WHAT THE EXERCISE ASKS » Beginning with the line containing "Extract all readable text from this page." and ending with the last line, repeat the records exactly.

MATERIAL TO PROCESS »
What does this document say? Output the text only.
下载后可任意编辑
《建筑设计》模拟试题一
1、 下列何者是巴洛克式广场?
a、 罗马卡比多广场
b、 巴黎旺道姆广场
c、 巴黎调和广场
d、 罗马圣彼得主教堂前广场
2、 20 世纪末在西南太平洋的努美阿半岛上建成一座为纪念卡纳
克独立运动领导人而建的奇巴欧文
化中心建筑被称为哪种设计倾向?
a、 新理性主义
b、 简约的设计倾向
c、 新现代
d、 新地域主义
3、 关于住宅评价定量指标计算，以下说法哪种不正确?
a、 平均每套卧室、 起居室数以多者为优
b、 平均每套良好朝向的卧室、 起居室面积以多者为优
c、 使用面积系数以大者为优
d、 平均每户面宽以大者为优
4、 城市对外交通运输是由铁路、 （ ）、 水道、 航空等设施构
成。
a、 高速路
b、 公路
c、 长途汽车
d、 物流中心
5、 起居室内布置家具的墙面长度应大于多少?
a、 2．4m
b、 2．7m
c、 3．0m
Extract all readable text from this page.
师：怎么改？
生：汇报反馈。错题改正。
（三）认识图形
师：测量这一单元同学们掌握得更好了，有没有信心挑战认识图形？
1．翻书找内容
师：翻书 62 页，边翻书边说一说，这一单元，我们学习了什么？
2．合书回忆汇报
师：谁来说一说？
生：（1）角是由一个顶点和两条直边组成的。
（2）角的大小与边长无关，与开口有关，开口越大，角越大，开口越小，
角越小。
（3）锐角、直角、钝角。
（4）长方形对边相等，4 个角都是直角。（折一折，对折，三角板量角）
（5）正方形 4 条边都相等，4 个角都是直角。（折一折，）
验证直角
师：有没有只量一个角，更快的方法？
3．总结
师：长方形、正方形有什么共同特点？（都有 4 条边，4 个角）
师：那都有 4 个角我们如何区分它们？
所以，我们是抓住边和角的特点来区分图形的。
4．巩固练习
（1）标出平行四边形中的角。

EXPECTED ANSWER »
Extract all readable text from this page.
师：怎么改？
生：汇报反馈。错题改正。
（三）认识图形
师：测量这一单元同学们掌握得更好了，有没有信心挑战认识图形？
1．翻书找内容
师：翻书 62 页，边翻书边说一说，这一单元，我们学习了什么？
2．合书回忆汇报
师：谁来说一说？
生：（1）角是由一个顶点和两条直边组成的。
（2）角的大小与边长无关，与开口有关，开口越大，角越大，开口越小，
角越小。
（3）锐角、直角、钝角。
（4）长方形对边相等，4 个角都是直角。（折一折，对折，三角板量角）
（5）正方形 4 条边都相等，4 个角都是直角。（折一折，）
验证直角
师：有没有只量一个角，更快的方法？
3．总结
师：长方形、正方形有什么共同特点？（都有 4 条边，4 个角）
师：那都有 4 个角我们如何区分它们？
所以，我们是抓住边和角的特点来区分图形的。
4．巩固练习
（1）标出平行四边形中的角。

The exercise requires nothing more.